TASK DIRECTIONS » Copy every row below line for line, keeping each character, number and space unchanged.

INPUT DATA »
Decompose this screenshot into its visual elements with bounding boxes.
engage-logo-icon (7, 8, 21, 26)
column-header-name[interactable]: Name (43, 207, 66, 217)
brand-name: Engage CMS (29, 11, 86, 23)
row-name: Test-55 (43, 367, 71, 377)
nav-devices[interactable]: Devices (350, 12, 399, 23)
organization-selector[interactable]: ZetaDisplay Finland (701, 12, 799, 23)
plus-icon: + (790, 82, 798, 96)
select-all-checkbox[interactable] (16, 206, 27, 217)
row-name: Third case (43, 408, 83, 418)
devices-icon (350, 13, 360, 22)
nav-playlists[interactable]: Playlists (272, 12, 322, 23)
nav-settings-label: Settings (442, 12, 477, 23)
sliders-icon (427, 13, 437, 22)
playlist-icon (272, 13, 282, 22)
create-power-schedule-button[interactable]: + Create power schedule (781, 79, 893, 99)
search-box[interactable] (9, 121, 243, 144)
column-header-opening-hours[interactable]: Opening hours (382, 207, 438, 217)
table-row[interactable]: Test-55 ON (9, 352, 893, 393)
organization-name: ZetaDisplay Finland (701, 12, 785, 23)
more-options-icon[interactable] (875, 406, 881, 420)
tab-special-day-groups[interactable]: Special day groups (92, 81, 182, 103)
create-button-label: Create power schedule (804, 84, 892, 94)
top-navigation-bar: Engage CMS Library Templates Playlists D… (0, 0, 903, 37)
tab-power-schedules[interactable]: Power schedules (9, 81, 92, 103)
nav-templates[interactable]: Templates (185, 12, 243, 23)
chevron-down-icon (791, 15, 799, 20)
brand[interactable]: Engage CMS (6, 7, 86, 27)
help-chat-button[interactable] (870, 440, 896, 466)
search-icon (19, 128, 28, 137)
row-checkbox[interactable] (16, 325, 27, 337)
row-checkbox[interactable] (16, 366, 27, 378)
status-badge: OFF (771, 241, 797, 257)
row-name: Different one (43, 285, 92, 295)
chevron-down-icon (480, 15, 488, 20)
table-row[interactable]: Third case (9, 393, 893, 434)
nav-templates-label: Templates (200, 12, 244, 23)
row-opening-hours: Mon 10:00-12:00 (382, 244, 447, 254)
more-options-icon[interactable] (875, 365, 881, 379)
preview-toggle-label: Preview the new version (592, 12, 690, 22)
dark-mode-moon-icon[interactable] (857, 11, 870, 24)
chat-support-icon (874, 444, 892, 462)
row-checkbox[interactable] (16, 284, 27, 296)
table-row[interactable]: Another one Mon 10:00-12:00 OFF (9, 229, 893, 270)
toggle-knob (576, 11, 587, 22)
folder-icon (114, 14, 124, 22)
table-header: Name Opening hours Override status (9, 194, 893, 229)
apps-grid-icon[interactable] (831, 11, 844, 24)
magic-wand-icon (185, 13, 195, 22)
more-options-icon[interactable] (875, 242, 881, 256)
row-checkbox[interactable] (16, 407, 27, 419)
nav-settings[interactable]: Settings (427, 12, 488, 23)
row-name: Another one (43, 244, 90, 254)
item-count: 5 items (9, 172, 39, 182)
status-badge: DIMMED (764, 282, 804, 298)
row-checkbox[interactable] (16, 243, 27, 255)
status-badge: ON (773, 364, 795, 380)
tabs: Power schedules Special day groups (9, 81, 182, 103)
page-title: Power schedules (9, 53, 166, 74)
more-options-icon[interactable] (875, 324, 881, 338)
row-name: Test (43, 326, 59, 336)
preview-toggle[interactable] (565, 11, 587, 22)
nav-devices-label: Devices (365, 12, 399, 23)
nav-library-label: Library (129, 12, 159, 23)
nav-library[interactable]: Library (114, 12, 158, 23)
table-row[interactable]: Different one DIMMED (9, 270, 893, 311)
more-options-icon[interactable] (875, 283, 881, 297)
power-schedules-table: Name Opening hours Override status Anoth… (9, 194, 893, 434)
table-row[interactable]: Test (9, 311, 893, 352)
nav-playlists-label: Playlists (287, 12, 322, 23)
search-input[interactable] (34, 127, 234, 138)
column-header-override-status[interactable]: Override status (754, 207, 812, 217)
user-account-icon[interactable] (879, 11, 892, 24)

RESPONSE TO THE EXERCISE »
Decompose this screenshot into its visual elements with bounding boxes.
engage-logo-icon (7, 8, 21, 26)
column-header-name[interactable]: Name (43, 207, 66, 217)
brand-name: Engage CMS (29, 11, 86, 23)
row-name: Test-55 (43, 367, 71, 377)
nav-devices[interactable]: Devices (350, 12, 399, 23)
organization-selector[interactable]: ZetaDisplay Finland (701, 12, 799, 23)
plus-icon: + (790, 82, 798, 96)
select-all-checkbox[interactable] (16, 206, 27, 217)
row-name: Third case (43, 408, 83, 418)
devices-icon (350, 13, 360, 22)
nav-playlists[interactable]: Playlists (272, 12, 322, 23)
nav-settings-label: Settings (442, 12, 477, 23)
sliders-icon (427, 13, 437, 22)
playlist-icon (272, 13, 282, 22)
create-power-schedule-button[interactable]: + Create power schedule (781, 79, 893, 99)
search-box[interactable] (9, 121, 243, 144)
column-header-opening-hours[interactable]: Opening hours (382, 207, 438, 217)
table-row[interactable]: Test-55 ON (9, 352, 893, 393)
organization-name: ZetaDisplay Finland (701, 12, 785, 23)
more-options-icon[interactable] (875, 406, 881, 420)
tab-special-day-groups[interactable]: Special day groups (92, 81, 182, 103)
create-button-label: Create power schedule (804, 84, 892, 94)
top-navigation-bar: Engage CMS Library Templates Playlists D… (0, 0, 903, 37)
tab-power-schedules[interactable]: Power schedules (9, 81, 92, 103)
nav-templates[interactable]: Templates (185, 12, 243, 23)
chevron-down-icon (791, 15, 799, 20)
brand[interactable]: Engage CMS (6, 7, 86, 27)
help-chat-button[interactable] (870, 440, 896, 466)
search-icon (19, 128, 28, 137)
row-checkbox[interactable] (16, 325, 27, 337)
row-checkbox[interactable] (16, 366, 27, 378)
status-badge: OFF (771, 241, 797, 257)
row-name: Different one (43, 285, 92, 295)
chevron-down-icon (480, 15, 488, 20)
table-row[interactable]: Third case (9, 393, 893, 434)
nav-templates-label: Templates (200, 12, 244, 23)
row-opening-hours: Mon 10:00-12:00 (382, 244, 447, 254)
more-options-icon[interactable] (875, 365, 881, 379)
preview-toggle-label: Preview the new version (592, 12, 690, 22)
dark-mode-moon-icon[interactable] (857, 11, 870, 24)
chat-support-icon (874, 444, 892, 462)
row-checkbox[interactable] (16, 284, 27, 296)
table-row[interactable]: Another one Mon 10:00-12:00 OFF (9, 229, 893, 270)
toggle-knob (576, 11, 587, 22)
folder-icon (114, 14, 124, 22)
table-header: Name Opening hours Override status (9, 194, 893, 229)
apps-grid-icon[interactable] (831, 11, 844, 24)
magic-wand-icon (185, 13, 195, 22)
more-options-icon[interactable] (875, 242, 881, 256)
row-checkbox[interactable] (16, 407, 27, 419)
nav-settings[interactable]: Settings (427, 12, 488, 23)
row-name: Another one (43, 244, 90, 254)
item-count: 5 items (9, 172, 39, 182)
status-badge: DIMMED (764, 282, 804, 298)
row-checkbox[interactable] (16, 243, 27, 255)
status-badge: ON (773, 364, 795, 380)
tabs: Power schedules Special day groups (9, 81, 182, 103)
page-title: Power schedules (9, 53, 166, 74)
more-options-icon[interactable] (875, 324, 881, 338)
row-name: Test (43, 326, 59, 336)
preview-toggle[interactable] (565, 11, 587, 22)
nav-devices-label: Devices (365, 12, 399, 23)
nav-library-label: Library (129, 12, 159, 23)
nav-library[interactable]: Library (114, 12, 158, 23)
table-row[interactable]: Different one DIMMED (9, 270, 893, 311)
more-options-icon[interactable] (875, 283, 881, 297)
power-schedules-table: Name Opening hours Override status Anoth… (9, 194, 893, 434)
table-row[interactable]: Test (9, 311, 893, 352)
nav-playlists-label: Playlists (287, 12, 322, 23)
search-input[interactable] (34, 127, 234, 138)
column-header-override-status[interactable]: Override status (754, 207, 812, 217)
user-account-icon[interactable] (879, 11, 892, 24)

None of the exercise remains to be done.